**Task to complete**. Identify the lines bearing the string "open" and gather them.

(Stored items from a collection)
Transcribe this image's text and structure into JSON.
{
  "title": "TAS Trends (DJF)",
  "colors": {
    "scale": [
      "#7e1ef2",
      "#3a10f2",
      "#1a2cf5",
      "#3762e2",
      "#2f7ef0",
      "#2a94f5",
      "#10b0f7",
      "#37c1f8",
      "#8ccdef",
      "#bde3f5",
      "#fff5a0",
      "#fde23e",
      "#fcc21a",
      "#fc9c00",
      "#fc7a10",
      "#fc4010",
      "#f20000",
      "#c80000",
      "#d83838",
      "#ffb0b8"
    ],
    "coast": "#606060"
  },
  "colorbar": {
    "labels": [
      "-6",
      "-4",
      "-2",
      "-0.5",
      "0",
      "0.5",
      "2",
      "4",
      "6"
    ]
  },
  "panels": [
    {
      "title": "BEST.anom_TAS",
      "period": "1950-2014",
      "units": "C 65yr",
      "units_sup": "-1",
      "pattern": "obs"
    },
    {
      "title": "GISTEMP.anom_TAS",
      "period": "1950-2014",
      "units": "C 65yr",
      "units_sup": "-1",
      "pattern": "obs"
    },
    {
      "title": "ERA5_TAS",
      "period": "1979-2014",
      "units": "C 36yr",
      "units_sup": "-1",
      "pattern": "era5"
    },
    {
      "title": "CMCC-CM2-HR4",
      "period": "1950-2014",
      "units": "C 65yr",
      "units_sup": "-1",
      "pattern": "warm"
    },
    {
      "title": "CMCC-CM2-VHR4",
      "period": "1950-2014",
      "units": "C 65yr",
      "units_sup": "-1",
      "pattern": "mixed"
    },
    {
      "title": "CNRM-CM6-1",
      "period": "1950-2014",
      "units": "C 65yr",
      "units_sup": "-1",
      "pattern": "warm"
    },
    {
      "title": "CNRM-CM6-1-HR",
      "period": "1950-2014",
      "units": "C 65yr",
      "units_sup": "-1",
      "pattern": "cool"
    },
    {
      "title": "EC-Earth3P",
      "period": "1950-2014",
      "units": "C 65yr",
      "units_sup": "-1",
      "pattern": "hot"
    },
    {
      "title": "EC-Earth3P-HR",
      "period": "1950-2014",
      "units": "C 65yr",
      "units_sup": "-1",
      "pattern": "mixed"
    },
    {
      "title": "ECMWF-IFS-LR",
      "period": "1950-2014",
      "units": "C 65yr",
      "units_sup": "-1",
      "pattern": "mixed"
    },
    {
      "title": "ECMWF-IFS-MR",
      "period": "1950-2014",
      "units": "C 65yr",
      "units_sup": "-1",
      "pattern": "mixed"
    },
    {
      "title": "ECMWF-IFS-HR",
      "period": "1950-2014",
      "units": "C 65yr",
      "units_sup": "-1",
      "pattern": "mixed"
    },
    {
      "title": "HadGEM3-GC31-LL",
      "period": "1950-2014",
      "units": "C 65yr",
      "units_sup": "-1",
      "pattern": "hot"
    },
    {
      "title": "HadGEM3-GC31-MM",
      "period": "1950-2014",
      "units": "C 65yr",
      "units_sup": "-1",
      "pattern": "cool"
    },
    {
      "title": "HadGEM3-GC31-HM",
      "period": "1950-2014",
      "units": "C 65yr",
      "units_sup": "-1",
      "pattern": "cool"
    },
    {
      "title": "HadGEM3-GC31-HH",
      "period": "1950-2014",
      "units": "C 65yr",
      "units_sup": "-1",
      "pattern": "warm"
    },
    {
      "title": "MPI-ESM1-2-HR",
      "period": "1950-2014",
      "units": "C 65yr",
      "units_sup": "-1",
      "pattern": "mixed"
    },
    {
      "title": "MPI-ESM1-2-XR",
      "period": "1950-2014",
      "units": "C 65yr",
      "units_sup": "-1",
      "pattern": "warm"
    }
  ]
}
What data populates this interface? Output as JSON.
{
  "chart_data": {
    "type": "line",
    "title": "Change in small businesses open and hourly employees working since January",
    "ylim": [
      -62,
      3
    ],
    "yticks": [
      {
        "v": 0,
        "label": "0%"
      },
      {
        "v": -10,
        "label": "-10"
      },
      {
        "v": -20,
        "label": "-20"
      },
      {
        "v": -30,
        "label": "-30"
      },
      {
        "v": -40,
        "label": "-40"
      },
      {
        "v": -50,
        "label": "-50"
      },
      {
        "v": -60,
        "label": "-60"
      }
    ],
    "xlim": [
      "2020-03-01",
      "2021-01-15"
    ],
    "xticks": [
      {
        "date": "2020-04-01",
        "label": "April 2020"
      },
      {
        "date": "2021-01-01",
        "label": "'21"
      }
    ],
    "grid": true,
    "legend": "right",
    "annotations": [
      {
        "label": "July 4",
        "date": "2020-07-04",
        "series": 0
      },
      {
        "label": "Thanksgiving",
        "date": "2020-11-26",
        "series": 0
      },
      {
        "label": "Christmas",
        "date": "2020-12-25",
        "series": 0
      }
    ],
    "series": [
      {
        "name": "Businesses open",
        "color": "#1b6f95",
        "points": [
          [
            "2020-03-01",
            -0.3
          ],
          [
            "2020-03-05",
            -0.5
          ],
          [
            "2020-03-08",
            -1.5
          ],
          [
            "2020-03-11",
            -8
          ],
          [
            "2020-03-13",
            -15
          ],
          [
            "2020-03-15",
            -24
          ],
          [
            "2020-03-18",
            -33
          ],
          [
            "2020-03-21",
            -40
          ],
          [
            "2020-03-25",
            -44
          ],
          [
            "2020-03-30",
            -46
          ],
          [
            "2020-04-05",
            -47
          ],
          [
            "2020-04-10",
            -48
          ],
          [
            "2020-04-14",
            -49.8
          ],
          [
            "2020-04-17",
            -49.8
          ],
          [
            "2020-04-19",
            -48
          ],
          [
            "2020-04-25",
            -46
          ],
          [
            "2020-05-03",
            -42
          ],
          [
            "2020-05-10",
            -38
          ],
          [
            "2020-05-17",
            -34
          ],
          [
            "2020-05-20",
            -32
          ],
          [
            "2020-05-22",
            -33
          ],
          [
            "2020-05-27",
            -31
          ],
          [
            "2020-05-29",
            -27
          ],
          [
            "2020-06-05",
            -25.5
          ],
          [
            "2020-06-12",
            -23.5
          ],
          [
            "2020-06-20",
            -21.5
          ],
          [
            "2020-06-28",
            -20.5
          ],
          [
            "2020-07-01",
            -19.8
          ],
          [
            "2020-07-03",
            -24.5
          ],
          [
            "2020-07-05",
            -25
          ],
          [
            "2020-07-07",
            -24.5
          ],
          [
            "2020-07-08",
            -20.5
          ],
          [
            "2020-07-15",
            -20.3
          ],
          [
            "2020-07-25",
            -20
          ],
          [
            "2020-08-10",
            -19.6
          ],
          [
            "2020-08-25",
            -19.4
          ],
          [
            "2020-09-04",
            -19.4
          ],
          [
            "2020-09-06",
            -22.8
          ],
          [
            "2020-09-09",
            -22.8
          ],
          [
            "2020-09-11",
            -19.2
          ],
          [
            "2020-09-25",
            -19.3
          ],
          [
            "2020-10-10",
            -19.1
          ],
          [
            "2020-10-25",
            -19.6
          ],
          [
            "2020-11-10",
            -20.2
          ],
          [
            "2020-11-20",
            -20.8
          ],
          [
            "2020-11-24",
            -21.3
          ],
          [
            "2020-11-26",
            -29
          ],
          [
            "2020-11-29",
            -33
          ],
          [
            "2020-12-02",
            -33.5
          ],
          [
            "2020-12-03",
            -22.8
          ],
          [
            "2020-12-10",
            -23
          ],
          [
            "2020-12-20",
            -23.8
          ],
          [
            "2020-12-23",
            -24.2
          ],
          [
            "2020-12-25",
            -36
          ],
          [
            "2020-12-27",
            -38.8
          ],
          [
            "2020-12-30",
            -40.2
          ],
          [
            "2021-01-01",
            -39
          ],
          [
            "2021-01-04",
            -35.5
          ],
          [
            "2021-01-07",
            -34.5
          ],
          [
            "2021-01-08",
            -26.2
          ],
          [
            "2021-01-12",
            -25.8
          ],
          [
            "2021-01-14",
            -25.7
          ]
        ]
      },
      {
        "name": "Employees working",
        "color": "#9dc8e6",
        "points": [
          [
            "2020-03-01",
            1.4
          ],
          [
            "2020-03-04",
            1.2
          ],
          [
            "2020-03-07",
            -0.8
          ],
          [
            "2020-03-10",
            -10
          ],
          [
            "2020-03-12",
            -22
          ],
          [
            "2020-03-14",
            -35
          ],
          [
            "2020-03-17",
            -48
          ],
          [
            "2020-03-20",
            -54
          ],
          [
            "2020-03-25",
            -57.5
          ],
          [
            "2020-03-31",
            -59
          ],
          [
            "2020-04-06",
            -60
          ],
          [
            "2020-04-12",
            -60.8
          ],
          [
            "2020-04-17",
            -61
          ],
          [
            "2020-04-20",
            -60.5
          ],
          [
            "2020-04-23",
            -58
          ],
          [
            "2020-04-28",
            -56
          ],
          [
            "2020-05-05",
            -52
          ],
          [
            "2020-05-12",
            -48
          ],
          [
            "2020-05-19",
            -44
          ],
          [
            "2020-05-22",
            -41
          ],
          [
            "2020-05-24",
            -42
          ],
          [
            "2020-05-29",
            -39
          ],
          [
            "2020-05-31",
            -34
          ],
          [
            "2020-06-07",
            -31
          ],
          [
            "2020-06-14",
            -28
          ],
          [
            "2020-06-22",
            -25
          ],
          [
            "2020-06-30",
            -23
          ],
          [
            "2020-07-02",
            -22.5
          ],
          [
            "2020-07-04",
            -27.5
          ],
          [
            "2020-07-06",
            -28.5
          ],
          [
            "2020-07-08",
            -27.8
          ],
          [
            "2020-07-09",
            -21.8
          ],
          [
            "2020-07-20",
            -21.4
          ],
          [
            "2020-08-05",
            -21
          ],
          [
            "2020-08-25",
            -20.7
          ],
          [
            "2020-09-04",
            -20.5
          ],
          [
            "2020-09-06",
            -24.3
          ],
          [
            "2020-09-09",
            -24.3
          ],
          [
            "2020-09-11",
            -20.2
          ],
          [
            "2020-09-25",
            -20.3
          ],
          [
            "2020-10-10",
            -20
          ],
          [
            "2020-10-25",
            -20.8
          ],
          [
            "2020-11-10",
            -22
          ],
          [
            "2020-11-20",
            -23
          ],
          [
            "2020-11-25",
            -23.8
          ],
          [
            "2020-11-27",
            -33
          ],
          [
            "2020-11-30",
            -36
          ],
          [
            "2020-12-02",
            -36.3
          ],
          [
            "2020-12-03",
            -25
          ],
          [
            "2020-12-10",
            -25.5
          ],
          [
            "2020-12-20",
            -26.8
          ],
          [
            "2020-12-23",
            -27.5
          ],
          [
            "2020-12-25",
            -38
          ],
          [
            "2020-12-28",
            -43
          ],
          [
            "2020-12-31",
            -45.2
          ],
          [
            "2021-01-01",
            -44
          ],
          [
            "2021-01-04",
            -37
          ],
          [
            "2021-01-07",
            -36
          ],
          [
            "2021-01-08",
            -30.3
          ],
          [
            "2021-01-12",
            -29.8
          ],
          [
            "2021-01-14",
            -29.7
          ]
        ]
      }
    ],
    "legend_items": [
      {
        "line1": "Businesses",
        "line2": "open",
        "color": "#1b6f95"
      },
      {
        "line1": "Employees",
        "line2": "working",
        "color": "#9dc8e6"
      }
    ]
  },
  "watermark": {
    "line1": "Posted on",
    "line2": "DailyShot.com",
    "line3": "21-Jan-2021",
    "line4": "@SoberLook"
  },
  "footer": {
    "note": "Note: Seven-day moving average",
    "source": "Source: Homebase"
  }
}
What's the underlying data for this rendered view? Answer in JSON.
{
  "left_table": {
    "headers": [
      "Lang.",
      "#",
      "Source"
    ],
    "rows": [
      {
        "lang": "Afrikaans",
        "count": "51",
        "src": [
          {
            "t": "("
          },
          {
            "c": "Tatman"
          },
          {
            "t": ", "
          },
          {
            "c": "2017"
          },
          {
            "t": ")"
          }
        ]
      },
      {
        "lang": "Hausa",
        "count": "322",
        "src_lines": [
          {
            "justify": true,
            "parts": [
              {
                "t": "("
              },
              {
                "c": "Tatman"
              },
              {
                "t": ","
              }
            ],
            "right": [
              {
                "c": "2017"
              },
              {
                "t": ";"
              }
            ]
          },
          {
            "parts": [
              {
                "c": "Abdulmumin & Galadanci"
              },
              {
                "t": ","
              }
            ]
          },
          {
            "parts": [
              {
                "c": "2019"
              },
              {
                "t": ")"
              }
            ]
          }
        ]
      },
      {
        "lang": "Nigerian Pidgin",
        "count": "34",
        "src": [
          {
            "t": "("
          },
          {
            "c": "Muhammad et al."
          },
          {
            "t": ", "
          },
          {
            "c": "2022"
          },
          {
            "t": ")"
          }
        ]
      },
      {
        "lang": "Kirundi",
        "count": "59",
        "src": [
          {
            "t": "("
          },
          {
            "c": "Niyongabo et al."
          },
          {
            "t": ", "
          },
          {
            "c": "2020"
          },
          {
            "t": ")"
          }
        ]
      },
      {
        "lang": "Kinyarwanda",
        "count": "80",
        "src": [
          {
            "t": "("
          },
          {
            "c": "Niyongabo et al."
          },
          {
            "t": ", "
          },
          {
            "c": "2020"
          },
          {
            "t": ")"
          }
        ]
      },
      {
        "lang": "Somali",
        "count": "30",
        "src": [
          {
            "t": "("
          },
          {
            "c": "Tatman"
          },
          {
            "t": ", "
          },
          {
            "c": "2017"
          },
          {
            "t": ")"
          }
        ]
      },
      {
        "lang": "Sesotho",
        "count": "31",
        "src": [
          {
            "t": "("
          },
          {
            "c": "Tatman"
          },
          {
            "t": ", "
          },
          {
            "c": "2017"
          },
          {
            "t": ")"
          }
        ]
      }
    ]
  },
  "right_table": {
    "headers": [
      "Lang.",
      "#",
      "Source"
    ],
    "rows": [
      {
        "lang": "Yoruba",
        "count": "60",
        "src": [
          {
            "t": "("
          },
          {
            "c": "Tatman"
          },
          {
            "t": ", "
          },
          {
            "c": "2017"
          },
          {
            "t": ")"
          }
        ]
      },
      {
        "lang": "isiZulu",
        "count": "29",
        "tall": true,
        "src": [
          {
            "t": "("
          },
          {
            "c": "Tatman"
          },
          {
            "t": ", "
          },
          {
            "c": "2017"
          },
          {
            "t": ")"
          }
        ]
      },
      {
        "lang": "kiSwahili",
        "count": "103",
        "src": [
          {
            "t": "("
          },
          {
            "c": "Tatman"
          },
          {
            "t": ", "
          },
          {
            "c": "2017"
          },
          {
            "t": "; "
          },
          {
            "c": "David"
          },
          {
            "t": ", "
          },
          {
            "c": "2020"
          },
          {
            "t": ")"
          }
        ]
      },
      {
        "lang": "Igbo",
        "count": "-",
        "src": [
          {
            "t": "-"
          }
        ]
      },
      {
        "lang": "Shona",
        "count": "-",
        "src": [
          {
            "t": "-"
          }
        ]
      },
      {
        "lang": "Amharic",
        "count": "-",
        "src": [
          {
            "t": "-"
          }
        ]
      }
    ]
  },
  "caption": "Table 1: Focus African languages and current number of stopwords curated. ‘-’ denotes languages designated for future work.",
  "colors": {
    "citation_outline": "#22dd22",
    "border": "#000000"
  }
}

**Solution to this task**.
    "title": "Change in small businesses open and hourly employees working since January",
        "name": "Businesses open",
        "line2": "open",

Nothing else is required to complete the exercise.